A block of data:
----

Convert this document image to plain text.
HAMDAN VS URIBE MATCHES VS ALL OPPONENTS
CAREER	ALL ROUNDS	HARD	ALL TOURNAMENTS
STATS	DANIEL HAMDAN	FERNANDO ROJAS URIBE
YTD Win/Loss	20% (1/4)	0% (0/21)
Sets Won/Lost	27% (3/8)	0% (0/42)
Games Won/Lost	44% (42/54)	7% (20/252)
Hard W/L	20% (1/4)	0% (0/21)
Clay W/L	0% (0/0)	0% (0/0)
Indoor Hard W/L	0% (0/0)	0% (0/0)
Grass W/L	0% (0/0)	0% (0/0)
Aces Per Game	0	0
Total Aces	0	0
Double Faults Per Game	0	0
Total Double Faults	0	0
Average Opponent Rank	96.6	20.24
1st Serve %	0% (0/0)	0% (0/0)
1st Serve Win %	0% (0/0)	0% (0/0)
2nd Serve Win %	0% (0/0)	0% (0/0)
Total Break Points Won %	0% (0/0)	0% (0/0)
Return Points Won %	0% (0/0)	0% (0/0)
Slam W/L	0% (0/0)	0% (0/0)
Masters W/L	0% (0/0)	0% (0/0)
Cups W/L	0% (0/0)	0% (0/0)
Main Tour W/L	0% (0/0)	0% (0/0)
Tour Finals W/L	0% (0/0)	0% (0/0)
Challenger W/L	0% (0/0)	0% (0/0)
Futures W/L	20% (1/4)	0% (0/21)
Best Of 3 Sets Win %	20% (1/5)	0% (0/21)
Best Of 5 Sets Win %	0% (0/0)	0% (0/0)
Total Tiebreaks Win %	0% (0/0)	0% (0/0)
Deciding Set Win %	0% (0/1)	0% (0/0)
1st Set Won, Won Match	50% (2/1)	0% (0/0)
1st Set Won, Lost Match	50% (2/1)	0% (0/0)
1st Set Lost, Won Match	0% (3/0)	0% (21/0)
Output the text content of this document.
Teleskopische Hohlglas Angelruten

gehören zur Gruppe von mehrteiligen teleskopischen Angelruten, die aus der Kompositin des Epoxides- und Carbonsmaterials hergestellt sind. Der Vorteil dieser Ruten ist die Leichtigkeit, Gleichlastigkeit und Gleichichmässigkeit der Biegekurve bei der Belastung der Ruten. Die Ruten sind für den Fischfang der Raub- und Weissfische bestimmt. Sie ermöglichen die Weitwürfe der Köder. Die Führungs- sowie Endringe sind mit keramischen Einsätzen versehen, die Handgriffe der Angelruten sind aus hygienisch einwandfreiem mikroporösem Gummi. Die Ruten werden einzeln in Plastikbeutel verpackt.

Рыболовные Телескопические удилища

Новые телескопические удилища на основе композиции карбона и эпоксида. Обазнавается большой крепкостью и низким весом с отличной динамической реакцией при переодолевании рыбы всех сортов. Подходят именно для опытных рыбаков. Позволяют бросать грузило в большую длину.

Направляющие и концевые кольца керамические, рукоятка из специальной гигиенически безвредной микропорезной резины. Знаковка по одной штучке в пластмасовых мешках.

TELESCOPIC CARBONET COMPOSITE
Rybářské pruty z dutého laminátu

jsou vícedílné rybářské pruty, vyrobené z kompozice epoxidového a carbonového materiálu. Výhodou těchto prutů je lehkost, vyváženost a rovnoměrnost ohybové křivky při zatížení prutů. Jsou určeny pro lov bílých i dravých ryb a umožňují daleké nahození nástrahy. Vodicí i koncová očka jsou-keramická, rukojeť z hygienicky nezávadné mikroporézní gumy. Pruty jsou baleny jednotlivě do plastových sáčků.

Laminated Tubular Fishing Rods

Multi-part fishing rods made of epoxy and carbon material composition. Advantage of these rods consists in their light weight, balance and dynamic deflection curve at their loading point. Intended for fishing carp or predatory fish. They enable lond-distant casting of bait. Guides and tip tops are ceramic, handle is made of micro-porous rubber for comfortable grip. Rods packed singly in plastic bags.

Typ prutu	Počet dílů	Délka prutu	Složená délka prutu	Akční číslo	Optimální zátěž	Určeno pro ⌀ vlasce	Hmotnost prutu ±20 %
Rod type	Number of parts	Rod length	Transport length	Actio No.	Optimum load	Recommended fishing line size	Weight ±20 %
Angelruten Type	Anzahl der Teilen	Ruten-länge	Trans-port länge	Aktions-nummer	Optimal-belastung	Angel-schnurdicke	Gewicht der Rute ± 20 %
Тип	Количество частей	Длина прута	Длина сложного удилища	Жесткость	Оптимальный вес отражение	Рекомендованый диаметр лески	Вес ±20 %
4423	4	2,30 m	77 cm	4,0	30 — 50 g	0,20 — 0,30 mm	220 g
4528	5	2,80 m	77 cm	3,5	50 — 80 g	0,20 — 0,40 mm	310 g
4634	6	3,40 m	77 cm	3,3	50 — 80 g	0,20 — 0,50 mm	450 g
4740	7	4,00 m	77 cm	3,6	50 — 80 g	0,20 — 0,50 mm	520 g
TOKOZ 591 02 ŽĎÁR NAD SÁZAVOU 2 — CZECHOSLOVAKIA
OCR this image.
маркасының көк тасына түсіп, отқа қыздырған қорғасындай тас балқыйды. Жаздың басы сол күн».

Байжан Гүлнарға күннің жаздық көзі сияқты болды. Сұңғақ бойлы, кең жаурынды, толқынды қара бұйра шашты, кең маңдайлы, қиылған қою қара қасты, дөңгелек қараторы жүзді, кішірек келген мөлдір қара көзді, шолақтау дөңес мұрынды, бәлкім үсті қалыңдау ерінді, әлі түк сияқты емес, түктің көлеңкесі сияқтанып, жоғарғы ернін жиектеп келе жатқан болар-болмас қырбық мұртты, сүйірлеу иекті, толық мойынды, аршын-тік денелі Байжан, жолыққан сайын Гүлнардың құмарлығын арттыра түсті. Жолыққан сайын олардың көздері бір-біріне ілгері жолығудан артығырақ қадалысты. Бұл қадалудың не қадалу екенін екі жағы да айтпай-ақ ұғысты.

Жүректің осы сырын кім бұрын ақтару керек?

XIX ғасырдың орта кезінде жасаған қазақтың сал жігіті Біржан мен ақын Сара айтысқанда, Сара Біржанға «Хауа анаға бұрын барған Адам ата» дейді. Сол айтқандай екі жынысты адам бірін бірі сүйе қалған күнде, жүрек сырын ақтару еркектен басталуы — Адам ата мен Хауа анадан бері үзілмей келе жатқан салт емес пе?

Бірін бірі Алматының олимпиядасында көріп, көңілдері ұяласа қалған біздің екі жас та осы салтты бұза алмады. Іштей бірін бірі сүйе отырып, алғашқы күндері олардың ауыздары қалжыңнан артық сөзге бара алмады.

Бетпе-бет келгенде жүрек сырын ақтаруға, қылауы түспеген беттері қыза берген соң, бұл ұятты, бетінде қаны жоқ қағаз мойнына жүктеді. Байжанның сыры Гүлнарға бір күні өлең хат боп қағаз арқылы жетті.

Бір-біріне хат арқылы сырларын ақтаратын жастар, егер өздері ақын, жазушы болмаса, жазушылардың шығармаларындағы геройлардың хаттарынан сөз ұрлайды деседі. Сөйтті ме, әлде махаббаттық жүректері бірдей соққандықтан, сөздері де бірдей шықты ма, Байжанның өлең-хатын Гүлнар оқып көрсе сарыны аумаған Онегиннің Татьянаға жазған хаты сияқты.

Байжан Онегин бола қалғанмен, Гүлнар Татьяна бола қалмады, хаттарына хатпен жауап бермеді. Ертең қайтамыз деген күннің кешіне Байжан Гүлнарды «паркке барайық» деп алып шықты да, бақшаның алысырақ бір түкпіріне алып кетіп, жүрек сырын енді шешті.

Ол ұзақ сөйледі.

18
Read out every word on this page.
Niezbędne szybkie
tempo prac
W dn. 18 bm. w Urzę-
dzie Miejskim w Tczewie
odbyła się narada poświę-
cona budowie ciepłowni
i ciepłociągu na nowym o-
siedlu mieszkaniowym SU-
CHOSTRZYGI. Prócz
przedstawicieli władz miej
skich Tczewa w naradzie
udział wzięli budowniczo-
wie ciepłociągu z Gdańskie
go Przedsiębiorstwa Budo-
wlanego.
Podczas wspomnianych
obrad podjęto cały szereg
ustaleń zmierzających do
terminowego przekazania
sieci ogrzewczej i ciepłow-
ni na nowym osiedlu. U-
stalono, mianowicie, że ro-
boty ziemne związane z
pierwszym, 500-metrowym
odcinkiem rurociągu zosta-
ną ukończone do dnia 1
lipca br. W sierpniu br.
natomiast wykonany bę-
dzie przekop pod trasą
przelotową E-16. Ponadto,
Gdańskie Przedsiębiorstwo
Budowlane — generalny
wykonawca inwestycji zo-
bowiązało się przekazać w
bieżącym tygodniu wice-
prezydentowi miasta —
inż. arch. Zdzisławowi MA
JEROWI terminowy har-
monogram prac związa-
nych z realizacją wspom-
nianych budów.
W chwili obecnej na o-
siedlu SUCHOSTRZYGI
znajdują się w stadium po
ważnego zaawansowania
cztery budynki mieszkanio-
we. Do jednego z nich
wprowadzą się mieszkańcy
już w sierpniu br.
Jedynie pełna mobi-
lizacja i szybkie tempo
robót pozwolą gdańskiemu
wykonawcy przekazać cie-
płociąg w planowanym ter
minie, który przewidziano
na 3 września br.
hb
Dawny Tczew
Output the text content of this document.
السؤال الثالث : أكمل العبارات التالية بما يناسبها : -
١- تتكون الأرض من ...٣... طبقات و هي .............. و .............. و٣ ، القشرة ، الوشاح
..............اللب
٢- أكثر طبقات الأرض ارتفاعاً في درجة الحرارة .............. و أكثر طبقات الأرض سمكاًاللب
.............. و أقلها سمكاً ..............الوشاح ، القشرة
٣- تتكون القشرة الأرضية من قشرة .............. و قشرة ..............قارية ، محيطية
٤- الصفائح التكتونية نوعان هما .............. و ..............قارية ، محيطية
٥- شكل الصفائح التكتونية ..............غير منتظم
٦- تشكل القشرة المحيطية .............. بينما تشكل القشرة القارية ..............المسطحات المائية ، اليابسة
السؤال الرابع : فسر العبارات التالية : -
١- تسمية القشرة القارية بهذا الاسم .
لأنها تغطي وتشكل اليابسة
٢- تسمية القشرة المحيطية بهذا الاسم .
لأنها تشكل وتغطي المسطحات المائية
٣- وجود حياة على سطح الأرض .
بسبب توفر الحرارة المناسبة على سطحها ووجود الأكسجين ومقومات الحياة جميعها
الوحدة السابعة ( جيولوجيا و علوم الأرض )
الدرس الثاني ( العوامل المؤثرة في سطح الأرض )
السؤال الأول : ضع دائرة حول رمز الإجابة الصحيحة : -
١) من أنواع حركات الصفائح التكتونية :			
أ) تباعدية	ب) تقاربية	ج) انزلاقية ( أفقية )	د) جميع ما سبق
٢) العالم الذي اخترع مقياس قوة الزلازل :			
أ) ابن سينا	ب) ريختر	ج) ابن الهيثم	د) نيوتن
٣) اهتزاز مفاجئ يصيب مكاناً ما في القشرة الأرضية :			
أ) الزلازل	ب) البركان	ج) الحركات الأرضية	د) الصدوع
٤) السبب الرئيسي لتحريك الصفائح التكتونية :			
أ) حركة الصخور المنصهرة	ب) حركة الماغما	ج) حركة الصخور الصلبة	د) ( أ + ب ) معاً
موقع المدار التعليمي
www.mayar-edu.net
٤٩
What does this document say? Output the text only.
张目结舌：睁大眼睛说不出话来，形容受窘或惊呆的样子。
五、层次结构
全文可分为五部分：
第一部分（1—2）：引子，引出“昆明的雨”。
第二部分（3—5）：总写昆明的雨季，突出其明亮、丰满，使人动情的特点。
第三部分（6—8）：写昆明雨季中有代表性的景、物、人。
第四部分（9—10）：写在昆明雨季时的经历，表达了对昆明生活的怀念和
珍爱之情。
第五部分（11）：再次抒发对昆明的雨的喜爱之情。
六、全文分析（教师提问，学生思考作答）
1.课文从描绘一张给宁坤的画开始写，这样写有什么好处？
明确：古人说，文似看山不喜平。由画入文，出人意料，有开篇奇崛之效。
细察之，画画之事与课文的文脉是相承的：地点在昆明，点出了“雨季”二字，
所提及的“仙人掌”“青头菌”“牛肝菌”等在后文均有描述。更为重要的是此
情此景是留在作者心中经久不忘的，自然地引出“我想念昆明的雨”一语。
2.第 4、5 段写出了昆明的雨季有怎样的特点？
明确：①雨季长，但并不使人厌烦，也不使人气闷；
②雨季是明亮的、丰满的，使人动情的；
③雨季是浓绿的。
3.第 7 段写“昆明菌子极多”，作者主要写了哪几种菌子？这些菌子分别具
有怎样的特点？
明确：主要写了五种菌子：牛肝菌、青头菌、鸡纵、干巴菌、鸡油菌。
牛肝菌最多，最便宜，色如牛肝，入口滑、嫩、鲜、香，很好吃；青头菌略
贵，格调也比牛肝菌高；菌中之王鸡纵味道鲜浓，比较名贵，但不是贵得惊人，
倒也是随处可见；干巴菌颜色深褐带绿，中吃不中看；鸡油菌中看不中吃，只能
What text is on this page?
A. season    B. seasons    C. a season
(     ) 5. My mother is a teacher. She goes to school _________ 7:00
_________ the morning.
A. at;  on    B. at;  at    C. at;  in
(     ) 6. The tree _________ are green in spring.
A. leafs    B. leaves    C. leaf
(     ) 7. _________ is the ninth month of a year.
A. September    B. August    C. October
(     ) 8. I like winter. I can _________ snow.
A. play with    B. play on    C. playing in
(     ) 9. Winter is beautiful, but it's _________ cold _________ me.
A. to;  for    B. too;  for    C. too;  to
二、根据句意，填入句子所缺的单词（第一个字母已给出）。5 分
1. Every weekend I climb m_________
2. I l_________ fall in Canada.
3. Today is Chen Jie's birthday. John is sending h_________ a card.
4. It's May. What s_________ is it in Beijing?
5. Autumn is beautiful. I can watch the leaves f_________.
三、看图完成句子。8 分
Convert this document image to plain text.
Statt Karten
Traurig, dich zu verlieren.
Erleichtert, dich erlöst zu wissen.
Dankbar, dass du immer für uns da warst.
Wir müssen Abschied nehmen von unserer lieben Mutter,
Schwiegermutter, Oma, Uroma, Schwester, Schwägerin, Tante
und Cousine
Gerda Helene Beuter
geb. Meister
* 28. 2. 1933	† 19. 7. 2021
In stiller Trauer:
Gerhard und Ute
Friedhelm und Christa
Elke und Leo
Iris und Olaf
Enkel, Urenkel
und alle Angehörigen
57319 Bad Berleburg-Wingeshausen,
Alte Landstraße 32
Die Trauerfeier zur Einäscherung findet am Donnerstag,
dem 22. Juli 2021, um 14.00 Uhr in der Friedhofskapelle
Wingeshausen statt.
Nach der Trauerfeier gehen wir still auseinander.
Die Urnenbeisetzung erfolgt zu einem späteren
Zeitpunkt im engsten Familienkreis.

----

Pick out all the lines with the word "page" in them and copy them.

Read out every word on this page.
What text is on this page?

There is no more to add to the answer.